Problem details » Scan the entries and tally the lines that include the string "title". Reply with the figure alone.

Data entries »

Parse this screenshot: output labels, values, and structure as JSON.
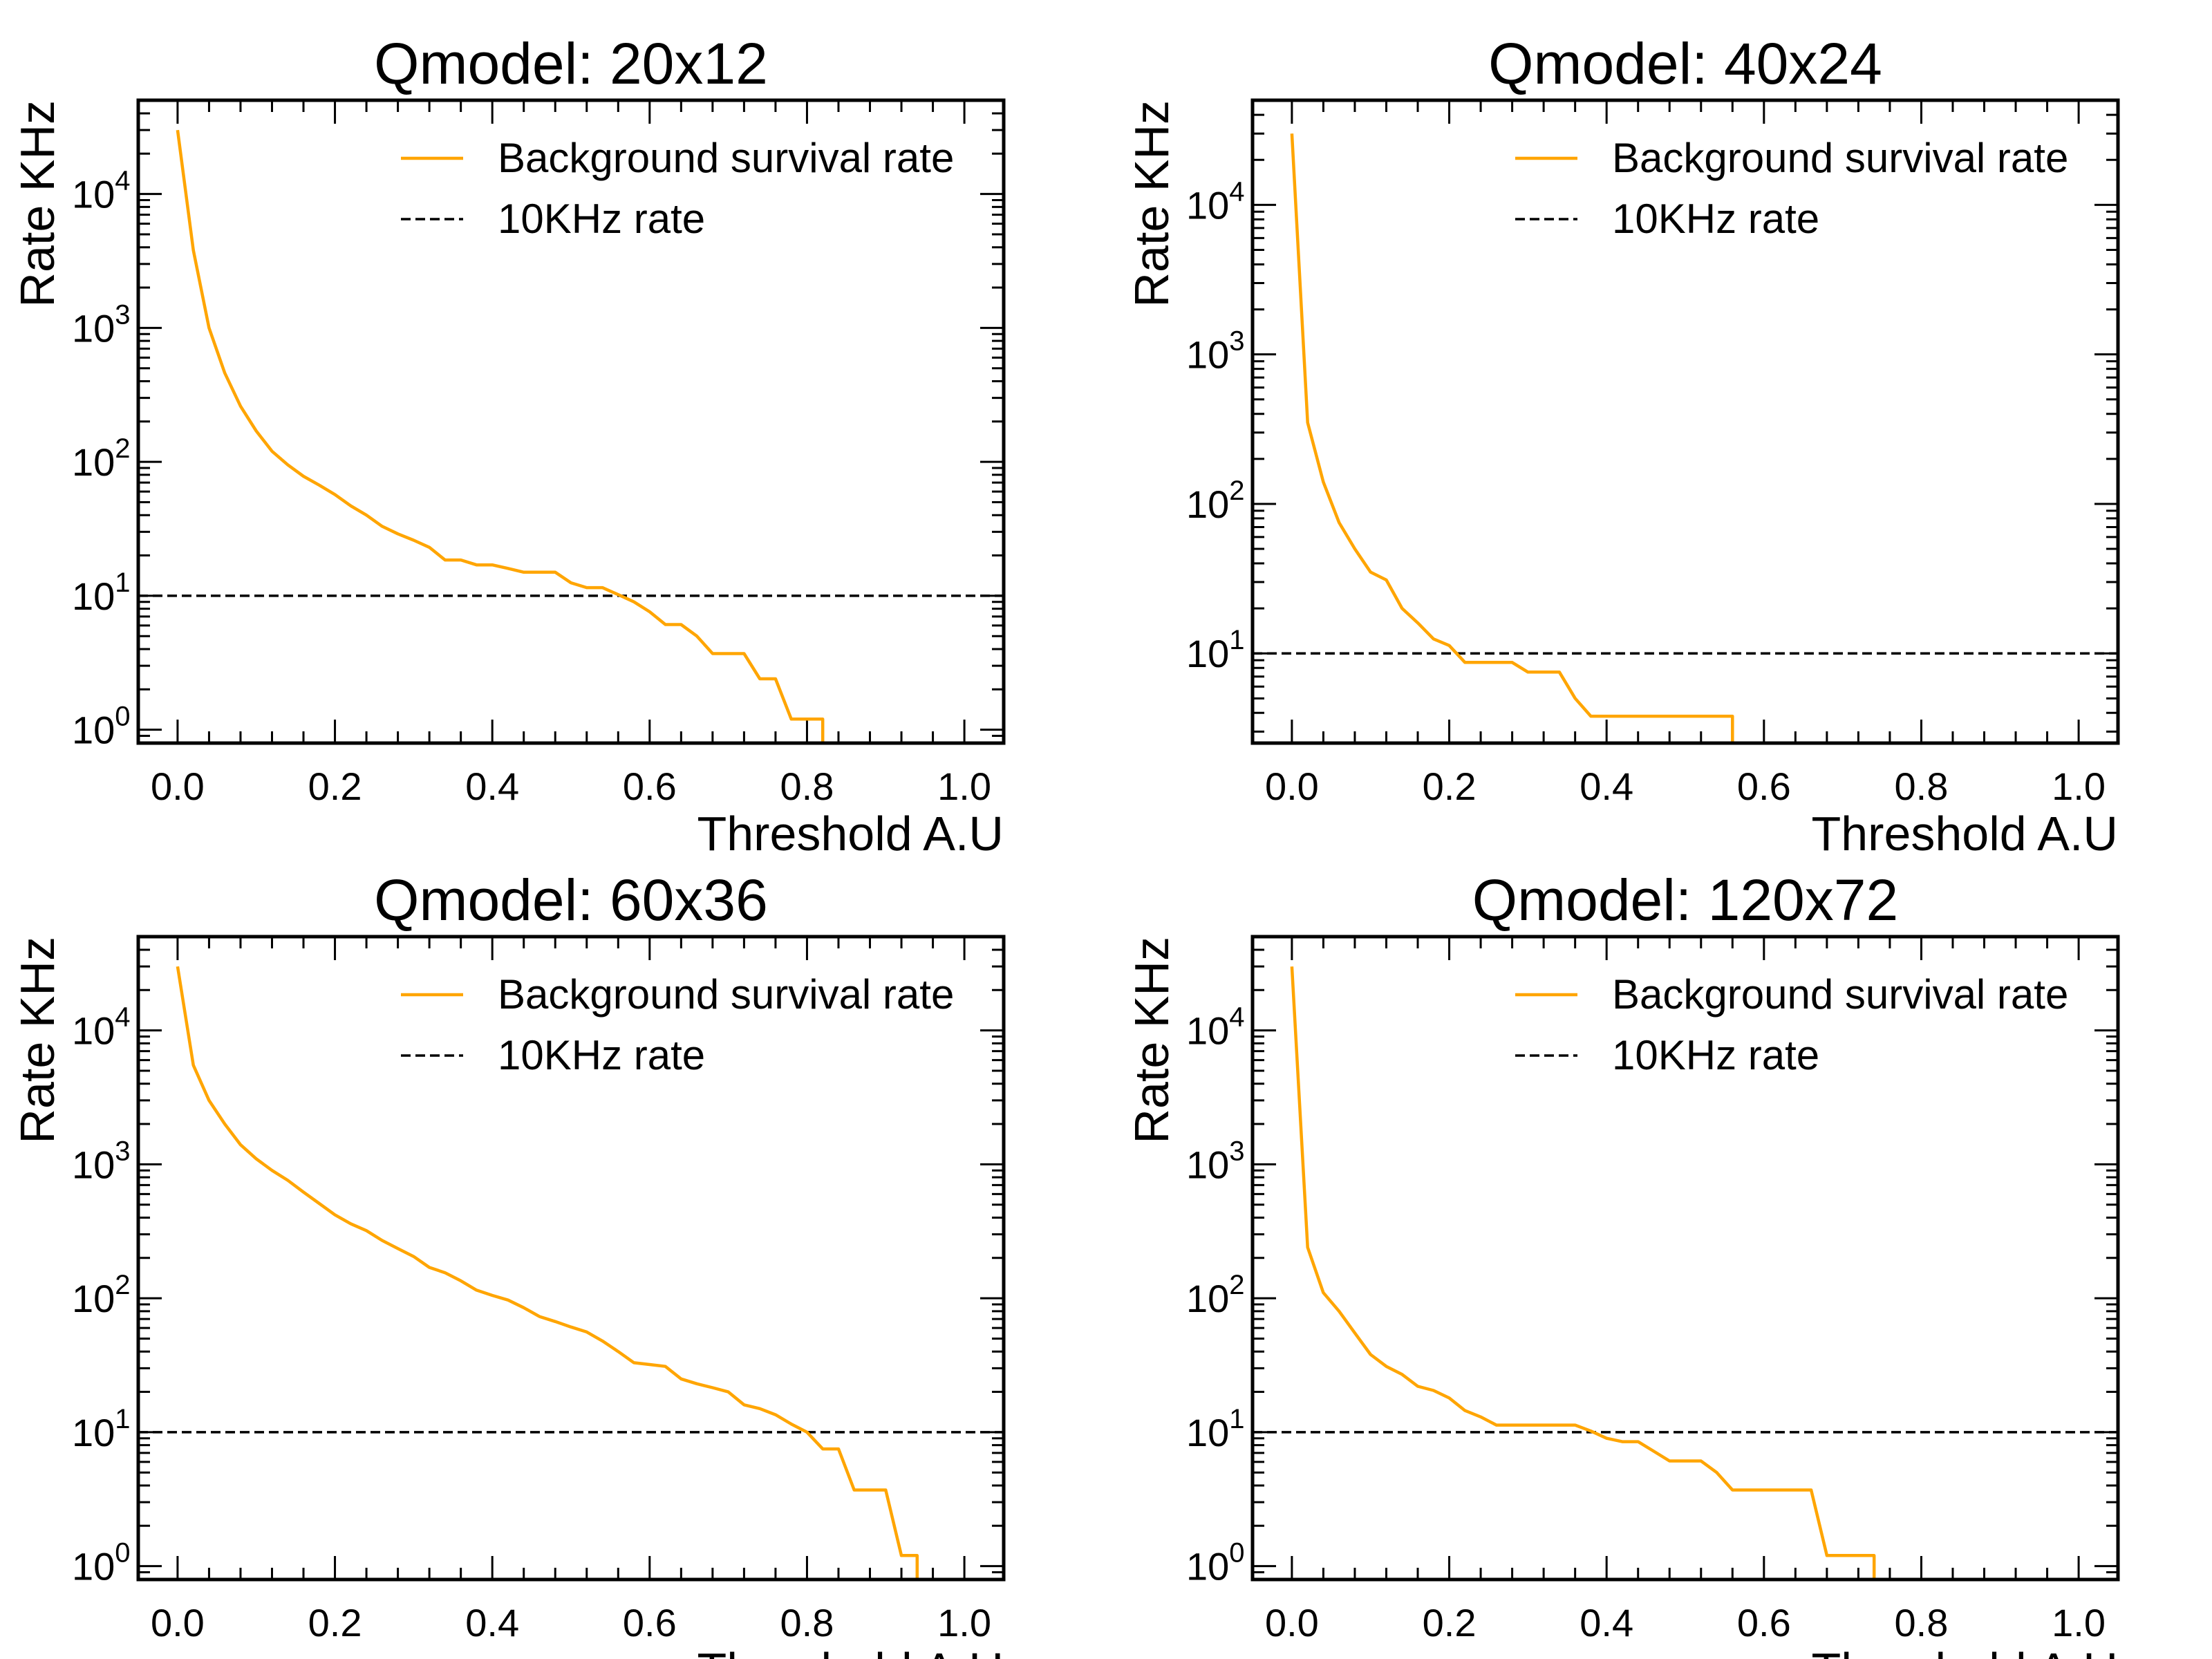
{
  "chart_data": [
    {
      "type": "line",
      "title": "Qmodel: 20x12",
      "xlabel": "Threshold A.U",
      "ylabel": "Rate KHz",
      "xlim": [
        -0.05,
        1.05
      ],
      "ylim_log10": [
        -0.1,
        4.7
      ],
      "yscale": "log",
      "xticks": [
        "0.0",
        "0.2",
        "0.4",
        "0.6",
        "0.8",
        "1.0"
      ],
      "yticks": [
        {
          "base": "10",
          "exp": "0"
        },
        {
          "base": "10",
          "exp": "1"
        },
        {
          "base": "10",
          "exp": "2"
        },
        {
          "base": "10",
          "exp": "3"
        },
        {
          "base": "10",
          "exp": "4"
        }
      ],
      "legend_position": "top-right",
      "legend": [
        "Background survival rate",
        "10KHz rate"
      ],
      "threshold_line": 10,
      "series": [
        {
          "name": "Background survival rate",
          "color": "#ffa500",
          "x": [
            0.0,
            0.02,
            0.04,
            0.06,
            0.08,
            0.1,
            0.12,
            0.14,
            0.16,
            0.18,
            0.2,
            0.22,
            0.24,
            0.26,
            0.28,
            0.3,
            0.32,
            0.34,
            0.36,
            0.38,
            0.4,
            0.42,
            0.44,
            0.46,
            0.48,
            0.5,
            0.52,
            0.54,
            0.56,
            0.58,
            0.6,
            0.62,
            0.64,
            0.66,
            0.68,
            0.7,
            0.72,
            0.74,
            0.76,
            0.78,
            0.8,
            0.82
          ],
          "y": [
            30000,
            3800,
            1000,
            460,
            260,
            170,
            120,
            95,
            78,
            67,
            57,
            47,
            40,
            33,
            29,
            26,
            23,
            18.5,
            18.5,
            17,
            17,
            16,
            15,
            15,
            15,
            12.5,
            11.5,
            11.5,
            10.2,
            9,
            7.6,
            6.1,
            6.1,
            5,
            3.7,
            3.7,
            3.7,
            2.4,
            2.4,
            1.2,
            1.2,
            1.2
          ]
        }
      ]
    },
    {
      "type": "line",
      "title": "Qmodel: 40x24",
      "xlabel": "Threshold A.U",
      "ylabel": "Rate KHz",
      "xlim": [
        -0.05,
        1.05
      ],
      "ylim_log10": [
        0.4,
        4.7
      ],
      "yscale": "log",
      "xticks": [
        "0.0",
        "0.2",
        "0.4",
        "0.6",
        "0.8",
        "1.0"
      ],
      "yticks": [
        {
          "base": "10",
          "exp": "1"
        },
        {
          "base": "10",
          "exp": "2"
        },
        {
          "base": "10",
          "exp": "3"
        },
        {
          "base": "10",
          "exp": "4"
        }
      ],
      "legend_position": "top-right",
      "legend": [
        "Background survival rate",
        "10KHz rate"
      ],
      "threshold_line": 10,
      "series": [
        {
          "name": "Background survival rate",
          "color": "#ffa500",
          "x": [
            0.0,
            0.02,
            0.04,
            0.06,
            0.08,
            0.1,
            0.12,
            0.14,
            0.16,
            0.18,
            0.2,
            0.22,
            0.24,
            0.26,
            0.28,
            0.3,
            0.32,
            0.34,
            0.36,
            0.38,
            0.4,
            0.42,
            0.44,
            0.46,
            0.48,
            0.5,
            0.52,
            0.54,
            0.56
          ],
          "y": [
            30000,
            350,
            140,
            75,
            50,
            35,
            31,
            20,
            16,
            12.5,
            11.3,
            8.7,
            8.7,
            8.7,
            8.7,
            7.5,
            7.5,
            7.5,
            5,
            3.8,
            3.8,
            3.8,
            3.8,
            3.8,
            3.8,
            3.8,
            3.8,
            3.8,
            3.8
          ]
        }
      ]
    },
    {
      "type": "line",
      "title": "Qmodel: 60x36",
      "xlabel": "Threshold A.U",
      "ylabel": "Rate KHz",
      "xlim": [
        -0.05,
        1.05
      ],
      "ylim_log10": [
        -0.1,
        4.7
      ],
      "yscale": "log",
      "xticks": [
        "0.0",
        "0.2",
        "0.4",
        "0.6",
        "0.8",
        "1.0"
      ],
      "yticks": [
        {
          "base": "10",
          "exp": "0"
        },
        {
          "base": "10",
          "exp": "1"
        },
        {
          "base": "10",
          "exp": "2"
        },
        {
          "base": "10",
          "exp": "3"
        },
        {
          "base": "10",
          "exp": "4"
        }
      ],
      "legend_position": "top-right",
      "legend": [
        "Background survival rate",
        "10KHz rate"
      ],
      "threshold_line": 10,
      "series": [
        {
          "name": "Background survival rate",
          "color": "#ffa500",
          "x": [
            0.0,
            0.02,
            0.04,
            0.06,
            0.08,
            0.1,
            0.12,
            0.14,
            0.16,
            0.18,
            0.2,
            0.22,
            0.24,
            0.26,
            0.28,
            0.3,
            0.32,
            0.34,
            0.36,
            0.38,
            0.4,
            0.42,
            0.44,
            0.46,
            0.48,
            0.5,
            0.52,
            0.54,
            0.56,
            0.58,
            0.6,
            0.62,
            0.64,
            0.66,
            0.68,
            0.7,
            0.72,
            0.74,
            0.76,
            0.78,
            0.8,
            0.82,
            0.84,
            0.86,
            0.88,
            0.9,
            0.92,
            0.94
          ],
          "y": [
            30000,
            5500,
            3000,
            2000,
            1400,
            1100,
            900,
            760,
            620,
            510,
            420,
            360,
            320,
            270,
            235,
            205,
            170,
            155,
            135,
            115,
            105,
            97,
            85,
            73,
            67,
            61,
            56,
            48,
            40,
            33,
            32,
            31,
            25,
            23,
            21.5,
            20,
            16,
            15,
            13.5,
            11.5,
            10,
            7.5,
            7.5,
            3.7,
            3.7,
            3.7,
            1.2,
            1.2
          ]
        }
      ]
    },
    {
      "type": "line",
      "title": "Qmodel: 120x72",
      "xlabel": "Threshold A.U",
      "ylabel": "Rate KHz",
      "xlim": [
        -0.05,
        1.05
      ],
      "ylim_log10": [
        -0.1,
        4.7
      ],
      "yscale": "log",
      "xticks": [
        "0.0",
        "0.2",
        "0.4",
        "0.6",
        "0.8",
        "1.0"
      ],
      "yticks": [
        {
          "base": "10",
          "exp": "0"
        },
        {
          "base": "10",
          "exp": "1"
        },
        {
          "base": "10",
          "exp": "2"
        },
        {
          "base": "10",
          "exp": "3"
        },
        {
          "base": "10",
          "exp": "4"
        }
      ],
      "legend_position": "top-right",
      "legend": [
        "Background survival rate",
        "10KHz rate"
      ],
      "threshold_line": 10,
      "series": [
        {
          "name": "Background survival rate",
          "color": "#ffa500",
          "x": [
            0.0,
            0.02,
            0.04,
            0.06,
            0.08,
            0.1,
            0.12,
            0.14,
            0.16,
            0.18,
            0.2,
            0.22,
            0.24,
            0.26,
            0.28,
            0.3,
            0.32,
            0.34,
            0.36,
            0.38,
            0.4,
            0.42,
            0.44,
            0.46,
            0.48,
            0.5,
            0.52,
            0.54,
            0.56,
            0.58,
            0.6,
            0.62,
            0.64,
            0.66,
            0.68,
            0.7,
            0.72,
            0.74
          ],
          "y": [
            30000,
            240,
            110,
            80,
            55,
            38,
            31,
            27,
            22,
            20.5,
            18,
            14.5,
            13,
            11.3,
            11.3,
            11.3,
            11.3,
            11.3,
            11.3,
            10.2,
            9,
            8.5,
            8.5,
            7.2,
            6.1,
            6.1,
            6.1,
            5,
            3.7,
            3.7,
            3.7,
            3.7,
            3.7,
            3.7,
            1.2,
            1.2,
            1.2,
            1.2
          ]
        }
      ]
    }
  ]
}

---

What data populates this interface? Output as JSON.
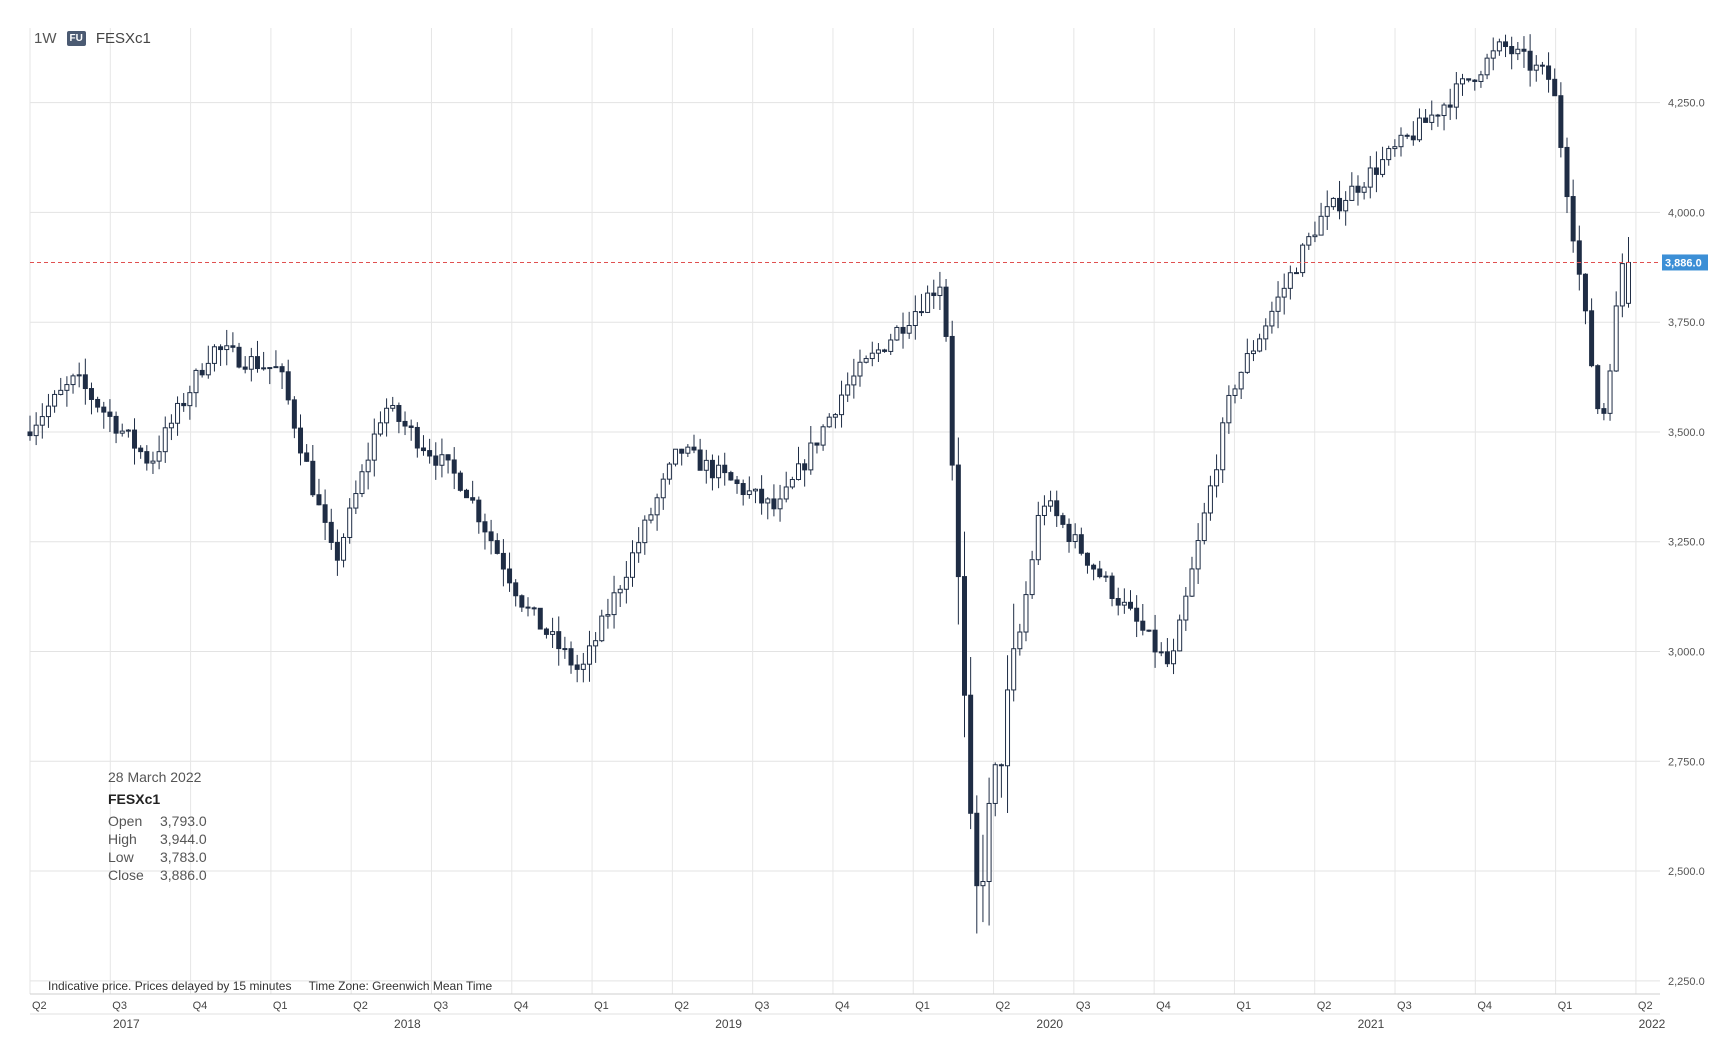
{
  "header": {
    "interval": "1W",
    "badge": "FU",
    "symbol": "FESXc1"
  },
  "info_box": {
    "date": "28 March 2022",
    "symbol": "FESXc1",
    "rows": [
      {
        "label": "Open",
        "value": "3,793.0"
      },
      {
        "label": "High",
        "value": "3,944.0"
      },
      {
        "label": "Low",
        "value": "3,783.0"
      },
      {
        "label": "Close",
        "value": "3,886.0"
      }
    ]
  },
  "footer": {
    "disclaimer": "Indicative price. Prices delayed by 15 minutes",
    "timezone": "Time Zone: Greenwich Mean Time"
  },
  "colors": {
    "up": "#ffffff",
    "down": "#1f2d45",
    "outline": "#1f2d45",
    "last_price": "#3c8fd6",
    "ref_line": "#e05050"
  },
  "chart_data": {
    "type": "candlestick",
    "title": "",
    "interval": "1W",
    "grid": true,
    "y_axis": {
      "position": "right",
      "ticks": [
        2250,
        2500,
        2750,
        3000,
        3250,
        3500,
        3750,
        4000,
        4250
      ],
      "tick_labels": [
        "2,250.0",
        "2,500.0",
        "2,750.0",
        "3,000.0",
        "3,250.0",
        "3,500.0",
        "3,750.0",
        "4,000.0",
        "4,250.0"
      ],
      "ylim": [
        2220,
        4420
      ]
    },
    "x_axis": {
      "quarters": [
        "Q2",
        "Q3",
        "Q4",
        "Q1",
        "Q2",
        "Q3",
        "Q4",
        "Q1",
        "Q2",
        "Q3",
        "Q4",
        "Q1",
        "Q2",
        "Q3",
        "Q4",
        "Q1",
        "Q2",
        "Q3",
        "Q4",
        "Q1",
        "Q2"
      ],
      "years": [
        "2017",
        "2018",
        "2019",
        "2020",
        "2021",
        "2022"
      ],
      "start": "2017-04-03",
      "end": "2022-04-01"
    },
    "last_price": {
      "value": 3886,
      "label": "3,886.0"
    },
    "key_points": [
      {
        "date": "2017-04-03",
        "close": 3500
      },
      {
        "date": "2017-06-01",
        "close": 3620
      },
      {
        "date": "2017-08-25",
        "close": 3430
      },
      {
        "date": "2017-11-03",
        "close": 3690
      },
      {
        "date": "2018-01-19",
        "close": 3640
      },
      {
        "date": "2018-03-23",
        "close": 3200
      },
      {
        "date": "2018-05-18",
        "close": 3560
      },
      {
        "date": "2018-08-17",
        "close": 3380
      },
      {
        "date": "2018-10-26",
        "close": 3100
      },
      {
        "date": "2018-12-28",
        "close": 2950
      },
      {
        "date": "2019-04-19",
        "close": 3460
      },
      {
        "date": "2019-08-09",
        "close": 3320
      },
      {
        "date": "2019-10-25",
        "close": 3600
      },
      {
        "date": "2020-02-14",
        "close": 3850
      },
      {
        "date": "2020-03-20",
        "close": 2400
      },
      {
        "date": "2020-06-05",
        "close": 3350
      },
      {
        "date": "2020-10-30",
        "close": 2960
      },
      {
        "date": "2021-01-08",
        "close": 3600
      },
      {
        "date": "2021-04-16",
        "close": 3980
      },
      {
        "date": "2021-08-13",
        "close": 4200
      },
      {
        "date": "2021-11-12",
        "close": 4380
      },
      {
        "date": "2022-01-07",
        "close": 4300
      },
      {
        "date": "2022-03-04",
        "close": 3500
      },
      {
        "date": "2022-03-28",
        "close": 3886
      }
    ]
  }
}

Answer for this exercise » 5